**Stated problem**. Filter the entries and keep only the lines where the string "Advantaged" appears.
◇ ◇ ◇ ◇
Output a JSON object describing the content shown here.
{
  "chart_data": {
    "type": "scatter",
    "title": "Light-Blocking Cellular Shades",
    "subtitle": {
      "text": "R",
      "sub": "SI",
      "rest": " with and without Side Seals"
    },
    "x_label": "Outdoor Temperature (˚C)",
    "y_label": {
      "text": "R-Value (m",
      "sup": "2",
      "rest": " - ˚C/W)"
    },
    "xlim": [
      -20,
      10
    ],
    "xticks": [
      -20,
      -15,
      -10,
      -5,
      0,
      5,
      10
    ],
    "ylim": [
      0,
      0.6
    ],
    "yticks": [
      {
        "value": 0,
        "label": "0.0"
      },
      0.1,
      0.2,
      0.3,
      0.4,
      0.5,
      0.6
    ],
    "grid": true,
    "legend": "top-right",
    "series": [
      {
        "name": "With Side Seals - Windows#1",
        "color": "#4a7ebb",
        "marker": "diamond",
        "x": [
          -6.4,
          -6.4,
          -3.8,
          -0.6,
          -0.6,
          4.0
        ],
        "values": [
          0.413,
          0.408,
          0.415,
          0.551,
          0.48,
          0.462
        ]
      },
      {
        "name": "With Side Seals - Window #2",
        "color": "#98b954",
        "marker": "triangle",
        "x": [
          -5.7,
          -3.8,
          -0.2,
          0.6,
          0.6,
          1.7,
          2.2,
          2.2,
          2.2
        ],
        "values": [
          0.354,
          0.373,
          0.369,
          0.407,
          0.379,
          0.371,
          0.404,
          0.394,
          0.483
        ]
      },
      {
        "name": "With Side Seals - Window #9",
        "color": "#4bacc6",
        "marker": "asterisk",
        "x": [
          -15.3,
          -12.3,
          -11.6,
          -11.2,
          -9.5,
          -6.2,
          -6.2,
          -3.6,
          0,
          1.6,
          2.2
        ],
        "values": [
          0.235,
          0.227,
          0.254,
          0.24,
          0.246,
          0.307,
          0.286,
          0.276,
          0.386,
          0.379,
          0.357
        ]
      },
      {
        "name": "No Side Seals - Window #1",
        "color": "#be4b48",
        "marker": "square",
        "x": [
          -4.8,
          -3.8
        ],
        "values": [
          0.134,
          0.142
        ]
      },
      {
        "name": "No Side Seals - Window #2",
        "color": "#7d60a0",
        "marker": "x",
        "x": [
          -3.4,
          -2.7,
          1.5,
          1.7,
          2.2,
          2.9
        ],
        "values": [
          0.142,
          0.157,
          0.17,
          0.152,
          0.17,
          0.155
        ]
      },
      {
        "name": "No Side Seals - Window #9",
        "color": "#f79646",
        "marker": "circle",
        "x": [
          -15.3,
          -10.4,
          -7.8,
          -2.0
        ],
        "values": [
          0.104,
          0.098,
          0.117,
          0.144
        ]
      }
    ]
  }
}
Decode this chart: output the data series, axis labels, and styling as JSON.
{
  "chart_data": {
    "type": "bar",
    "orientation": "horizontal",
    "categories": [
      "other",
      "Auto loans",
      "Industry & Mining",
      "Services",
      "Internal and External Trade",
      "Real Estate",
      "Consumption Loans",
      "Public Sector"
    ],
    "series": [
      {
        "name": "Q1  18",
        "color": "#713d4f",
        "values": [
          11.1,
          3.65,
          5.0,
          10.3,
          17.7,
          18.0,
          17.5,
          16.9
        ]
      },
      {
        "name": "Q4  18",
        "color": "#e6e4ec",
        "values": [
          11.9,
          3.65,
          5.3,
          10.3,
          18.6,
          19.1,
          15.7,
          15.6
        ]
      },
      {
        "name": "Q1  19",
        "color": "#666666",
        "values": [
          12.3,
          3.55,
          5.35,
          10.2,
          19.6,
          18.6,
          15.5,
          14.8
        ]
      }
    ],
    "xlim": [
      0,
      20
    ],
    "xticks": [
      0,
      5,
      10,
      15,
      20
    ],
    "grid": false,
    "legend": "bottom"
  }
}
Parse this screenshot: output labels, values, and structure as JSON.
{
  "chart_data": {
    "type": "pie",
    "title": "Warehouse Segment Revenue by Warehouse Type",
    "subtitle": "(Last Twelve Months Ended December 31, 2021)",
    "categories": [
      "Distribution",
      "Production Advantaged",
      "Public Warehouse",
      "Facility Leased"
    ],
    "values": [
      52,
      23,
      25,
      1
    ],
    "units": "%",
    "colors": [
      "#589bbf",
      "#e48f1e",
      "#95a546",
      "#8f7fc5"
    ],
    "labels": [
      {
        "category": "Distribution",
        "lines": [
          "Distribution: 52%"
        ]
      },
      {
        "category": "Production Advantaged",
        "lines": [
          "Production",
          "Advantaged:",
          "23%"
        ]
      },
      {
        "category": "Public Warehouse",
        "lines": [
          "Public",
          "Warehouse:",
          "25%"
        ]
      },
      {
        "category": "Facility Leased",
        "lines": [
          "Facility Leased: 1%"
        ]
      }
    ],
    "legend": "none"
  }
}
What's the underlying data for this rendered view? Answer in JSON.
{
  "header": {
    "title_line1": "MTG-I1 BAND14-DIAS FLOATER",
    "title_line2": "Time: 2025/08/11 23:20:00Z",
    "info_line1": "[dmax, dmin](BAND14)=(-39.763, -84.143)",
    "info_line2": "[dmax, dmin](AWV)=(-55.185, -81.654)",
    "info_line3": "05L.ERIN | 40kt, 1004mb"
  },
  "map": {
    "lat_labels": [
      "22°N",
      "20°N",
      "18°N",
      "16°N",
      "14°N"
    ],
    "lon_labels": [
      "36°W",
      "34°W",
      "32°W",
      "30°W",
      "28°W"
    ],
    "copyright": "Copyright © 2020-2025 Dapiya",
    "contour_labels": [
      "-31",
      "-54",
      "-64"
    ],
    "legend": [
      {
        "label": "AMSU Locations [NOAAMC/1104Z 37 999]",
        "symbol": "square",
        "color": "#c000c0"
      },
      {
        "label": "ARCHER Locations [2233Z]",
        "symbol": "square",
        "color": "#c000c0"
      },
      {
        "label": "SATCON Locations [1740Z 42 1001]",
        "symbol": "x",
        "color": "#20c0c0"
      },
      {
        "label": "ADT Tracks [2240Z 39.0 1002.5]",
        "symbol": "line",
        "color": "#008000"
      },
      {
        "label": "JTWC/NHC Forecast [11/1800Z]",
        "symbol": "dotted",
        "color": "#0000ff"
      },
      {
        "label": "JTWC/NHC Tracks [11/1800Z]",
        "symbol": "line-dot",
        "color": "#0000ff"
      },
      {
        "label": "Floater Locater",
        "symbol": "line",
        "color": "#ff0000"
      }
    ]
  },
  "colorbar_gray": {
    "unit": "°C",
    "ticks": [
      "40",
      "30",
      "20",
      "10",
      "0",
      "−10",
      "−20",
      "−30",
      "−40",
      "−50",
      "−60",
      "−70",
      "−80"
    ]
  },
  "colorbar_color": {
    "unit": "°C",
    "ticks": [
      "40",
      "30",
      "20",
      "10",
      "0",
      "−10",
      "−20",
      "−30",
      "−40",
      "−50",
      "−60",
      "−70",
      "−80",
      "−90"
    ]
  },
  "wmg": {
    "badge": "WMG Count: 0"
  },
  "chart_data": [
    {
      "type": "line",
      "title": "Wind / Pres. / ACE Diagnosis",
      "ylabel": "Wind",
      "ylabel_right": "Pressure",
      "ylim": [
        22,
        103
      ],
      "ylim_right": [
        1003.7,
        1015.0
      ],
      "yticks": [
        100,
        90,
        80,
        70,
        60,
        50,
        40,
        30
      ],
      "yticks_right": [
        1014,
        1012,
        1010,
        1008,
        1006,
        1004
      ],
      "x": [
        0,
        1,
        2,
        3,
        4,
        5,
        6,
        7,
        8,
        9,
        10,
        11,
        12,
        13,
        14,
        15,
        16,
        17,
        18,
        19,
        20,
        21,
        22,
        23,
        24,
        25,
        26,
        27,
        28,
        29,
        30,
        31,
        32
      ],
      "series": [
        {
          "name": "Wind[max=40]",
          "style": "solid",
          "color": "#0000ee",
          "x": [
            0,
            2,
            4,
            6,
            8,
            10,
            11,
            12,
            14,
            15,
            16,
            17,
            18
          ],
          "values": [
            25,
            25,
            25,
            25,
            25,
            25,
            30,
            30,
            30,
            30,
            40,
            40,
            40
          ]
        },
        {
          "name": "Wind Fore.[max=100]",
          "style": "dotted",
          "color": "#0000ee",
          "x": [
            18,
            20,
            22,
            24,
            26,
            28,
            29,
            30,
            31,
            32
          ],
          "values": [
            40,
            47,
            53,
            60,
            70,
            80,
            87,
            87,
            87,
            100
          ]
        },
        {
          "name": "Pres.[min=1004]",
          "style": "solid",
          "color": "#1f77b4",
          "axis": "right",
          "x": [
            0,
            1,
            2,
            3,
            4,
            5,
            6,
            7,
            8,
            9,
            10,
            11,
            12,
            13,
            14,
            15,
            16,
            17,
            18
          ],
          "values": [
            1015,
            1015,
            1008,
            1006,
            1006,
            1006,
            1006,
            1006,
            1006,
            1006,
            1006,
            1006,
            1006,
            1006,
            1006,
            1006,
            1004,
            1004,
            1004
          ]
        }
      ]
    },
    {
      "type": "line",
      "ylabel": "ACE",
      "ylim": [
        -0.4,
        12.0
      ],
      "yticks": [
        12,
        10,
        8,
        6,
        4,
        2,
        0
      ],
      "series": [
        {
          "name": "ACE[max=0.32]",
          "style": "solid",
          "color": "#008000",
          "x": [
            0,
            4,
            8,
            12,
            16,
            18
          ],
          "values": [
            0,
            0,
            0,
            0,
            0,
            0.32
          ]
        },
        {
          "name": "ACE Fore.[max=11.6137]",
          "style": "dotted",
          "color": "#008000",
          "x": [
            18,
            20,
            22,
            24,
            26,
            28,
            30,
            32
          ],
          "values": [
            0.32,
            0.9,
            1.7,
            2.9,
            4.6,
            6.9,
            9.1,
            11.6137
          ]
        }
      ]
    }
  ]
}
◇ ◇ ◇ ◇
**The result**.
      "Production Advantaged",
        "category": "Production Advantaged",
          "Advantaged:",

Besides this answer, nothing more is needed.